--- THE TASK ---
Output the material word for word. Leave each picture out.

* * * *

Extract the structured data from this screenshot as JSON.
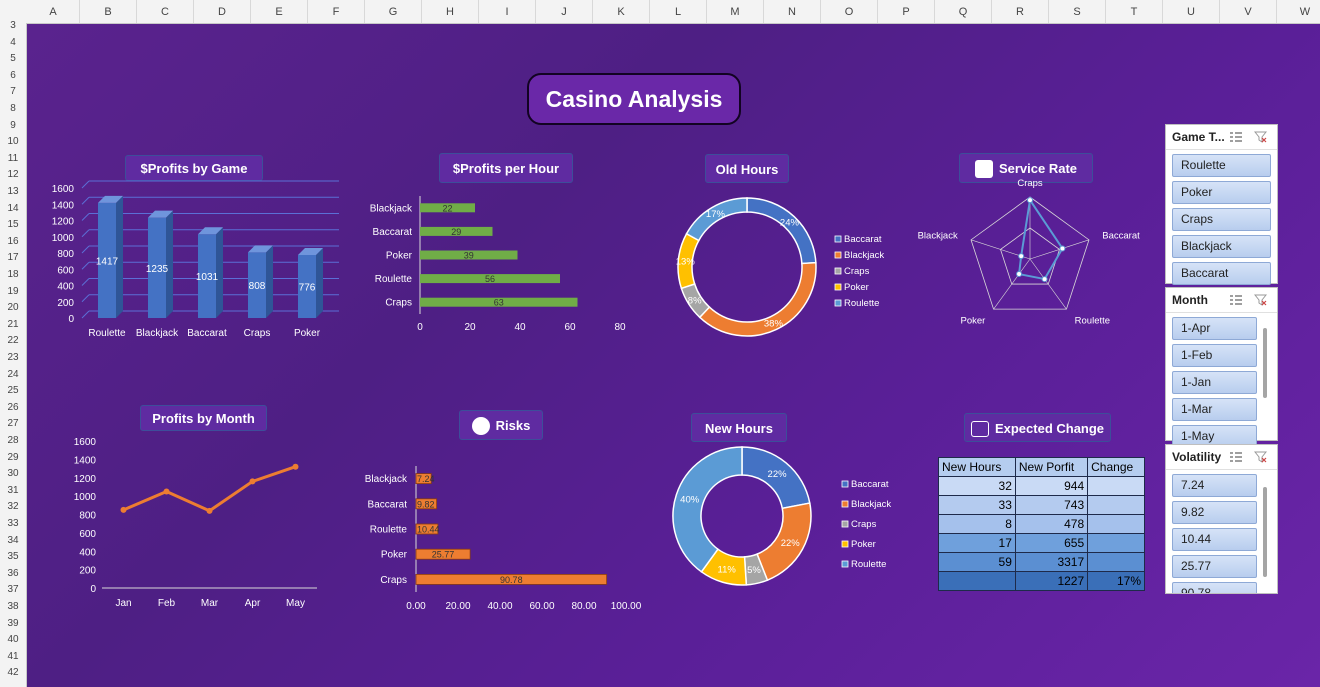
{
  "columns": [
    "A",
    "B",
    "C",
    "D",
    "E",
    "F",
    "G",
    "H",
    "I",
    "J",
    "K",
    "L",
    "M",
    "N",
    "O",
    "P",
    "Q",
    "R",
    "S",
    "T",
    "U",
    "V",
    "W"
  ],
  "rows": [
    "3",
    "4",
    "5",
    "6",
    "7",
    "8",
    "9",
    "10",
    "11",
    "12",
    "13",
    "14",
    "15",
    "16",
    "17",
    "18",
    "19",
    "20",
    "21",
    "22",
    "23",
    "24",
    "25",
    "26",
    "27",
    "28",
    "29",
    "30",
    "31",
    "32",
    "33",
    "34",
    "35",
    "36",
    "37",
    "38",
    "39",
    "40",
    "41",
    "42"
  ],
  "dashboard": {
    "title": "Casino Analysis",
    "titles": {
      "profits_by_game": "$Profits by Game",
      "profits_per_hour": "$Profits per Hour",
      "old_hours": "Old Hours",
      "service_rate": "Service Rate",
      "profits_by_month": "Profits by Month",
      "risks": "Risks",
      "new_hours": "New Hours",
      "expected_change": "Expected Change"
    }
  },
  "colors": {
    "bar_blue": "#4472c4",
    "bar_green": "#70ad47",
    "orange": "#ed7d31",
    "gray": "#a5a5a5",
    "gold": "#ffc000",
    "light_blue": "#5b9bd5",
    "purple_bg": "#5a238e"
  },
  "chart_data": [
    {
      "id": "profits_by_game",
      "type": "bar",
      "categories": [
        "Roulette",
        "Blackjack",
        "Baccarat",
        "Craps",
        "Poker"
      ],
      "values": [
        1417,
        1235,
        1031,
        808,
        776
      ],
      "yticks": [
        0,
        200,
        400,
        600,
        800,
        1000,
        1200,
        1400,
        1600
      ],
      "ylim": [
        0,
        1600
      ]
    },
    {
      "id": "profits_per_hour",
      "type": "bar",
      "orientation": "horizontal",
      "categories": [
        "Blackjack",
        "Baccarat",
        "Poker",
        "Roulette",
        "Craps"
      ],
      "values": [
        22,
        29,
        39,
        56,
        63
      ],
      "xticks": [
        0,
        20,
        40,
        60,
        80
      ],
      "xlim": [
        0,
        80
      ]
    },
    {
      "id": "old_hours",
      "type": "pie",
      "hole": true,
      "categories": [
        "Baccarat",
        "Blackjack",
        "Craps",
        "Poker",
        "Roulette"
      ],
      "values": [
        24,
        38,
        8,
        13,
        17
      ],
      "labels": [
        "24%",
        "38%",
        "8%",
        "13%",
        "17%"
      ]
    },
    {
      "id": "service_rate",
      "type": "radar",
      "categories": [
        "Craps",
        "Baccarat",
        "Roulette",
        "Poker",
        "Blackjack"
      ],
      "values": [
        0.95,
        0.55,
        0.4,
        0.3,
        0.15
      ]
    },
    {
      "id": "profits_by_month",
      "type": "line",
      "categories": [
        "Jan",
        "Feb",
        "Mar",
        "Apr",
        "May"
      ],
      "values": [
        850,
        1050,
        840,
        1160,
        1320
      ],
      "yticks": [
        0,
        200,
        400,
        600,
        800,
        1000,
        1200,
        1400,
        1600
      ],
      "ylim": [
        0,
        1600
      ]
    },
    {
      "id": "risks",
      "type": "bar",
      "orientation": "horizontal",
      "categories": [
        "Blackjack",
        "Baccarat",
        "Roulette",
        "Poker",
        "Craps"
      ],
      "values": [
        7.24,
        9.82,
        10.44,
        25.77,
        90.78
      ],
      "labels": [
        "7.24",
        "9.82",
        "10.44",
        "25.77",
        "90.78"
      ],
      "xticks": [
        "0.00",
        "20.00",
        "40.00",
        "60.00",
        "80.00",
        "100.00"
      ],
      "xlim": [
        0,
        100
      ]
    },
    {
      "id": "new_hours",
      "type": "pie",
      "hole": true,
      "categories": [
        "Baccarat",
        "Blackjack",
        "Craps",
        "Poker",
        "Roulette"
      ],
      "values": [
        22,
        22,
        5,
        11,
        40
      ],
      "labels": [
        "22%",
        "22%",
        "5%",
        "11%",
        "40%"
      ]
    },
    {
      "id": "expected_change",
      "type": "table",
      "headers": [
        "New Hours",
        "New Porfit",
        "Change"
      ],
      "rows": [
        [
          "32",
          "944",
          ""
        ],
        [
          "33",
          "743",
          ""
        ],
        [
          "8",
          "478",
          ""
        ],
        [
          "17",
          "655",
          ""
        ],
        [
          "59",
          "3317",
          ""
        ],
        [
          "",
          "1227",
          "17%"
        ]
      ]
    }
  ],
  "slicers": {
    "game_type": {
      "label": "Game T...",
      "items": [
        "Roulette",
        "Poker",
        "Craps",
        "Blackjack",
        "Baccarat"
      ]
    },
    "month": {
      "label": "Month",
      "items": [
        "1-Apr",
        "1-Feb",
        "1-Jan",
        "1-Mar",
        "1-May"
      ]
    },
    "volatility": {
      "label": "Volatility",
      "items": [
        "7.24",
        "9.82",
        "10.44",
        "25.77",
        "90.78"
      ]
    }
  }
}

* * * *

--- CORRECT OUTPUT ---
Extract the structured data from this screenshot as JSON.
{
  "columns": [
    "A",
    "B",
    "C",
    "D",
    "E",
    "F",
    "G",
    "H",
    "I",
    "J",
    "K",
    "L",
    "M",
    "N",
    "O",
    "P",
    "Q",
    "R",
    "S",
    "T",
    "U",
    "V",
    "W"
  ],
  "rows": [
    "3",
    "4",
    "5",
    "6",
    "7",
    "8",
    "9",
    "10",
    "11",
    "12",
    "13",
    "14",
    "15",
    "16",
    "17",
    "18",
    "19",
    "20",
    "21",
    "22",
    "23",
    "24",
    "25",
    "26",
    "27",
    "28",
    "29",
    "30",
    "31",
    "32",
    "33",
    "34",
    "35",
    "36",
    "37",
    "38",
    "39",
    "40",
    "41",
    "42"
  ],
  "dashboard": {
    "title": "Casino Analysis",
    "titles": {
      "profits_by_game": "$Profits by Game",
      "profits_per_hour": "$Profits per Hour",
      "old_hours": "Old Hours",
      "service_rate": "Service Rate",
      "profits_by_month": "Profits by Month",
      "risks": "Risks",
      "new_hours": "New Hours",
      "expected_change": "Expected Change"
    }
  },
  "colors": {
    "bar_blue": "#4472c4",
    "bar_green": "#70ad47",
    "orange": "#ed7d31",
    "gray": "#a5a5a5",
    "gold": "#ffc000",
    "light_blue": "#5b9bd5",
    "purple_bg": "#5a238e"
  },
  "chart_data": [
    {
      "id": "profits_by_game",
      "type": "bar",
      "categories": [
        "Roulette",
        "Blackjack",
        "Baccarat",
        "Craps",
        "Poker"
      ],
      "values": [
        1417,
        1235,
        1031,
        808,
        776
      ],
      "yticks": [
        0,
        200,
        400,
        600,
        800,
        1000,
        1200,
        1400,
        1600
      ],
      "ylim": [
        0,
        1600
      ]
    },
    {
      "id": "profits_per_hour",
      "type": "bar",
      "orientation": "horizontal",
      "categories": [
        "Blackjack",
        "Baccarat",
        "Poker",
        "Roulette",
        "Craps"
      ],
      "values": [
        22,
        29,
        39,
        56,
        63
      ],
      "xticks": [
        0,
        20,
        40,
        60,
        80
      ],
      "xlim": [
        0,
        80
      ]
    },
    {
      "id": "old_hours",
      "type": "pie",
      "hole": true,
      "categories": [
        "Baccarat",
        "Blackjack",
        "Craps",
        "Poker",
        "Roulette"
      ],
      "values": [
        24,
        38,
        8,
        13,
        17
      ],
      "labels": [
        "24%",
        "38%",
        "8%",
        "13%",
        "17%"
      ]
    },
    {
      "id": "service_rate",
      "type": "radar",
      "categories": [
        "Craps",
        "Baccarat",
        "Roulette",
        "Poker",
        "Blackjack"
      ],
      "values": [
        0.95,
        0.55,
        0.4,
        0.3,
        0.15
      ]
    },
    {
      "id": "profits_by_month",
      "type": "line",
      "categories": [
        "Jan",
        "Feb",
        "Mar",
        "Apr",
        "May"
      ],
      "values": [
        850,
        1050,
        840,
        1160,
        1320
      ],
      "yticks": [
        0,
        200,
        400,
        600,
        800,
        1000,
        1200,
        1400,
        1600
      ],
      "ylim": [
        0,
        1600
      ]
    },
    {
      "id": "risks",
      "type": "bar",
      "orientation": "horizontal",
      "categories": [
        "Blackjack",
        "Baccarat",
        "Roulette",
        "Poker",
        "Craps"
      ],
      "values": [
        7.24,
        9.82,
        10.44,
        25.77,
        90.78
      ],
      "labels": [
        "7.24",
        "9.82",
        "10.44",
        "25.77",
        "90.78"
      ],
      "xticks": [
        "0.00",
        "20.00",
        "40.00",
        "60.00",
        "80.00",
        "100.00"
      ],
      "xlim": [
        0,
        100
      ]
    },
    {
      "id": "new_hours",
      "type": "pie",
      "hole": true,
      "categories": [
        "Baccarat",
        "Blackjack",
        "Craps",
        "Poker",
        "Roulette"
      ],
      "values": [
        22,
        22,
        5,
        11,
        40
      ],
      "labels": [
        "22%",
        "22%",
        "5%",
        "11%",
        "40%"
      ]
    },
    {
      "id": "expected_change",
      "type": "table",
      "headers": [
        "New Hours",
        "New Porfit",
        "Change"
      ],
      "rows": [
        [
          "32",
          "944",
          ""
        ],
        [
          "33",
          "743",
          ""
        ],
        [
          "8",
          "478",
          ""
        ],
        [
          "17",
          "655",
          ""
        ],
        [
          "59",
          "3317",
          ""
        ],
        [
          "",
          "1227",
          "17%"
        ]
      ]
    }
  ],
  "slicers": {
    "game_type": {
      "label": "Game T...",
      "items": [
        "Roulette",
        "Poker",
        "Craps",
        "Blackjack",
        "Baccarat"
      ]
    },
    "month": {
      "label": "Month",
      "items": [
        "1-Apr",
        "1-Feb",
        "1-Jan",
        "1-Mar",
        "1-May"
      ]
    },
    "volatility": {
      "label": "Volatility",
      "items": [
        "7.24",
        "9.82",
        "10.44",
        "25.77",
        "90.78"
      ]
    }
  }
}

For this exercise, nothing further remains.